___ THE DATA ___

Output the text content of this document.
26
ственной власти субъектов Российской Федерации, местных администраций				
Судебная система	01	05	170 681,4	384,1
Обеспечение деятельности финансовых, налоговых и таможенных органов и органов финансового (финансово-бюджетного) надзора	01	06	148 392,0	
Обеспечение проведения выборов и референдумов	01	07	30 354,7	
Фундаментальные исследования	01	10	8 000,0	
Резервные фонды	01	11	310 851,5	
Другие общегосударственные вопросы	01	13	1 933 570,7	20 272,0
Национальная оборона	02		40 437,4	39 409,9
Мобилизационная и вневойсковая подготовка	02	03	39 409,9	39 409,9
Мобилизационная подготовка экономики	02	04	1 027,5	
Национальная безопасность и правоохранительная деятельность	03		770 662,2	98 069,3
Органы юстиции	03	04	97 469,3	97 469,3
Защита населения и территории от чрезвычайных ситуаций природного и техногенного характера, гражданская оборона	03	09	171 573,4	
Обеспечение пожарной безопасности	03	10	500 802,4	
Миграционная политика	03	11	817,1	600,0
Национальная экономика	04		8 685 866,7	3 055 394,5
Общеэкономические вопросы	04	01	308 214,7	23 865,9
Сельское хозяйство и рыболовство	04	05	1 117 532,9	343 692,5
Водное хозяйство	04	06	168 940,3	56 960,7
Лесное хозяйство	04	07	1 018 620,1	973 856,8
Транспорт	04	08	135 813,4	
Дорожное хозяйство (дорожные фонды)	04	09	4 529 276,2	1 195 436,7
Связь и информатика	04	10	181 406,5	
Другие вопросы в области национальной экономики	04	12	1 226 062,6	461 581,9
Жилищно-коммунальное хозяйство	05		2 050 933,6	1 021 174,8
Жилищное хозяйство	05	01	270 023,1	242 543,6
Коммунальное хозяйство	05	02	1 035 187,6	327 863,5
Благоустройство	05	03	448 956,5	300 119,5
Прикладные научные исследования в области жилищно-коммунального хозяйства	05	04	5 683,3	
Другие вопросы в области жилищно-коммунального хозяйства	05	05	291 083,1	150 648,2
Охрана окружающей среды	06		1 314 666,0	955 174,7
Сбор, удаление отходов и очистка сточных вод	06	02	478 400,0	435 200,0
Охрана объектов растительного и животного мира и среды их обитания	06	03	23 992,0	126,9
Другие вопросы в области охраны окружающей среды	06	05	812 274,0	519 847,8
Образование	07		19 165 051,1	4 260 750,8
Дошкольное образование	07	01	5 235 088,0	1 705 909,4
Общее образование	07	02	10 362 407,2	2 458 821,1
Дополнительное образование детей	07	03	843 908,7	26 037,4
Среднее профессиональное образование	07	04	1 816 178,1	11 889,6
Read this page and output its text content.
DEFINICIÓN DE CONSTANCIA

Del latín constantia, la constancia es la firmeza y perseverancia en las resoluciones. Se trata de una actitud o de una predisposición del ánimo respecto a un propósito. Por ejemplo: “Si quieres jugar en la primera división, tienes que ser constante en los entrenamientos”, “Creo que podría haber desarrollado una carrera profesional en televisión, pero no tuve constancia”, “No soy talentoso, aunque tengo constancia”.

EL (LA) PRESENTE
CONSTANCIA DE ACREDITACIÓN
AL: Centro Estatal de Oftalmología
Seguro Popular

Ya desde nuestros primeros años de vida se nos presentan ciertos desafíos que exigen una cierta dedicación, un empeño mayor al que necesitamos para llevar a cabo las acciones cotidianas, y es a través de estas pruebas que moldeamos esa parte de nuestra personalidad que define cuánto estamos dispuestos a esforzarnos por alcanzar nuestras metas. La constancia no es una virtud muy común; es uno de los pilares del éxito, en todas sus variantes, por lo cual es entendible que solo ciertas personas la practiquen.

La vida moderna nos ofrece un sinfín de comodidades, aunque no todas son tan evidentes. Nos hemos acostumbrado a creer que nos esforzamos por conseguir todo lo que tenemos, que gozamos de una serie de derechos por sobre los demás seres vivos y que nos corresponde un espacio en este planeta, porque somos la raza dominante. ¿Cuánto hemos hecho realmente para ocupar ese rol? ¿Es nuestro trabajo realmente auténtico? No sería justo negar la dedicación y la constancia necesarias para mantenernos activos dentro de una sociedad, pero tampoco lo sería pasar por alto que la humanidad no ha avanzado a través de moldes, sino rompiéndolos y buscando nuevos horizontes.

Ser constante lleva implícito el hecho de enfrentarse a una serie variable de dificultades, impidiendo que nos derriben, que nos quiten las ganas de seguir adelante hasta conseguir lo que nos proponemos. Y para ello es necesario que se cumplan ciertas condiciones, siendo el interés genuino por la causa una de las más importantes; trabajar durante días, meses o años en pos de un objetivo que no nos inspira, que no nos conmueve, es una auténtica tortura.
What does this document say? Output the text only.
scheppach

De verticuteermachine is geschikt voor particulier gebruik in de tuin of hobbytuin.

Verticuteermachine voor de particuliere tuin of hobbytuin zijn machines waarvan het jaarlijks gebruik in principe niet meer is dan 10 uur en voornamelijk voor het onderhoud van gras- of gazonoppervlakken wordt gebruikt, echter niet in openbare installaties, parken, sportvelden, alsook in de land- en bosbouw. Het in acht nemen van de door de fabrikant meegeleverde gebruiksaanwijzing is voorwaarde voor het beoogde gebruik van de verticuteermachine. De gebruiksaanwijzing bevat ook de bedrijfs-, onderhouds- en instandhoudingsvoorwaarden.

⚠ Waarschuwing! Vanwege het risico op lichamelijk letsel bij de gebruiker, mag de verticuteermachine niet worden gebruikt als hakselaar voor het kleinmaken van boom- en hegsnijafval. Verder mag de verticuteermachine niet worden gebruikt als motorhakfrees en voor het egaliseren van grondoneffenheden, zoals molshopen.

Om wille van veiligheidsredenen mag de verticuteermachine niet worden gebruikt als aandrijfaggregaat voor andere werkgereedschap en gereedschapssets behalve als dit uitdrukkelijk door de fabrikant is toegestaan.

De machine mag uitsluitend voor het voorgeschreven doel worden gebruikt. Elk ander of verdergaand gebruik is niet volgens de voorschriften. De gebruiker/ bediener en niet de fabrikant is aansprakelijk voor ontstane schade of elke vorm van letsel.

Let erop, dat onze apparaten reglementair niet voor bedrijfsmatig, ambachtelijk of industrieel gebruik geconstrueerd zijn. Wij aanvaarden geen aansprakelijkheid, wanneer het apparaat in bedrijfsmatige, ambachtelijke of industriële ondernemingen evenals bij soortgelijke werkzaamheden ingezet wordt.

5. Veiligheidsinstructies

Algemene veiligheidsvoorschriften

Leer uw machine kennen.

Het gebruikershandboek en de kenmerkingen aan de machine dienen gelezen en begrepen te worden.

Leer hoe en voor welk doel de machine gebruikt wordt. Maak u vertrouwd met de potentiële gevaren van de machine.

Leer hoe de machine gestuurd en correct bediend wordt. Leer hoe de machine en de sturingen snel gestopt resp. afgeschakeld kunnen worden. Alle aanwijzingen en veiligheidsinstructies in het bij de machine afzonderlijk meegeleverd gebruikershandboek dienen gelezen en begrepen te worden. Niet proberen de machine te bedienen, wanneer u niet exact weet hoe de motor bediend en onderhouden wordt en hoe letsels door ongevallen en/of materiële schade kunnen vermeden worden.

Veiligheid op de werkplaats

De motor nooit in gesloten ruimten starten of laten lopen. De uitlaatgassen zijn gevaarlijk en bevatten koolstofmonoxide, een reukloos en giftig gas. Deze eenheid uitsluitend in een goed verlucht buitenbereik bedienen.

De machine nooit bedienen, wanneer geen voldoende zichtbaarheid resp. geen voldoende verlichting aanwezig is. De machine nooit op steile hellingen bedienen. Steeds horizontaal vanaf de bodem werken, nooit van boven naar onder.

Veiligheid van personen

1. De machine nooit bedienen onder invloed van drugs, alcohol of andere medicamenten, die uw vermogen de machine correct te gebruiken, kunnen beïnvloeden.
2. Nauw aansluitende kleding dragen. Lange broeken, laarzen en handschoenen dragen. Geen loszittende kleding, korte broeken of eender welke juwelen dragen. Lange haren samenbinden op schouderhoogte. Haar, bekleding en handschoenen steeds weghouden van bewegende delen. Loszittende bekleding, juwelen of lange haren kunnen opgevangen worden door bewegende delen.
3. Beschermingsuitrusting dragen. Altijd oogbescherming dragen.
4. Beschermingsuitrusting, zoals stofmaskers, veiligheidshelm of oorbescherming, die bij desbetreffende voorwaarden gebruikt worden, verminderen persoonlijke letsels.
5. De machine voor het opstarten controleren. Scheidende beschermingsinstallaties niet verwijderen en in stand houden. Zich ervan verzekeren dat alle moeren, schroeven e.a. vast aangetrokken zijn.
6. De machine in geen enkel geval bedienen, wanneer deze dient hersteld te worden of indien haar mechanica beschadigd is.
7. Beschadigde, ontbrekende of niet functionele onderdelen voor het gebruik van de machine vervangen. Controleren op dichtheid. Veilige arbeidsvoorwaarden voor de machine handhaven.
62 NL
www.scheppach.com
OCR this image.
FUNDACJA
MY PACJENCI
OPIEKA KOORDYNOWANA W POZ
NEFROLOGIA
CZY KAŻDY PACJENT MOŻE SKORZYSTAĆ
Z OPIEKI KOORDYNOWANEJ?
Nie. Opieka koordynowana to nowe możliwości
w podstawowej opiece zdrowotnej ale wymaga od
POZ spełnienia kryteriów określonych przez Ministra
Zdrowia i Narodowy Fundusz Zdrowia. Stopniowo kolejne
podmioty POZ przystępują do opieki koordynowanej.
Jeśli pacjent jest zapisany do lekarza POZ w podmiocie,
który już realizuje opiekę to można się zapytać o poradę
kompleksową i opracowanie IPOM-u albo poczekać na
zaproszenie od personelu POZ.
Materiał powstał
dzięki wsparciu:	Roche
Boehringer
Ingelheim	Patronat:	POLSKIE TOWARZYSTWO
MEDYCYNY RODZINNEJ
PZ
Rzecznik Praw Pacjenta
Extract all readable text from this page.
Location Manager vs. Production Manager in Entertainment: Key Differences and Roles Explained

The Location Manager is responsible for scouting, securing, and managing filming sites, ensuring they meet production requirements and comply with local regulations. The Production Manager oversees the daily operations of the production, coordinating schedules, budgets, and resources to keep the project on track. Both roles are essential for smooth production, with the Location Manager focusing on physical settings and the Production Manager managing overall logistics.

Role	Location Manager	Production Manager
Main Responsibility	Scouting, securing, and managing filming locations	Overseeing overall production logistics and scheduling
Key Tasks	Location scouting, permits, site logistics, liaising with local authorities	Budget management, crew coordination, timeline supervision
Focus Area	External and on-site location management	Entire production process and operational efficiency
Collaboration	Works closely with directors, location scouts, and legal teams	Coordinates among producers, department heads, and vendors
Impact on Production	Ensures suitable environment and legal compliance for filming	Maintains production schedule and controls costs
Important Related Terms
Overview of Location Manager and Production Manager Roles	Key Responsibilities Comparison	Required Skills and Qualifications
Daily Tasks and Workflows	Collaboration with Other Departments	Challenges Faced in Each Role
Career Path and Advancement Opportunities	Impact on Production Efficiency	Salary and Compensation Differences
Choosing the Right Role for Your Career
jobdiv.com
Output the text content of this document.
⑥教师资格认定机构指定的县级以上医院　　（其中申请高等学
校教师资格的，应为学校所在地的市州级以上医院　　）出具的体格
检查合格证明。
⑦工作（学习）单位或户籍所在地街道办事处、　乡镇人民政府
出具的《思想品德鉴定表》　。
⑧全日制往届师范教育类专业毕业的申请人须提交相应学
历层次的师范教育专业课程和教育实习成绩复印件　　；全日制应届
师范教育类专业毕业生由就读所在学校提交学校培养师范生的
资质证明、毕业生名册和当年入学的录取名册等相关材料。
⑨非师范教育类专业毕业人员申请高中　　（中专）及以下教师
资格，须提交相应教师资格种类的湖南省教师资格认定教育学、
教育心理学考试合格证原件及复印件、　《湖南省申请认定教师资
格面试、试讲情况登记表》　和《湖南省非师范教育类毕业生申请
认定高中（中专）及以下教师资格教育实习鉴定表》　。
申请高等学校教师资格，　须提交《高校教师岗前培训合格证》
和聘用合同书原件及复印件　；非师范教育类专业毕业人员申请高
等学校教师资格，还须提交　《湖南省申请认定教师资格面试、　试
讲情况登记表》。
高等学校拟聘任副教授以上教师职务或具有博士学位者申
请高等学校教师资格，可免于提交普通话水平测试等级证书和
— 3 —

___

** SET EXERCISE **
Copy out the lines in which the string "management" appears.

** WRITTEN REPLY **
Key Tasks	Location scouting, permits, site logistics, liaising with local authorities	Budget management, crew coordination, timeline supervision
Focus Area	External and on-site location management	Entire production process and operational efficiency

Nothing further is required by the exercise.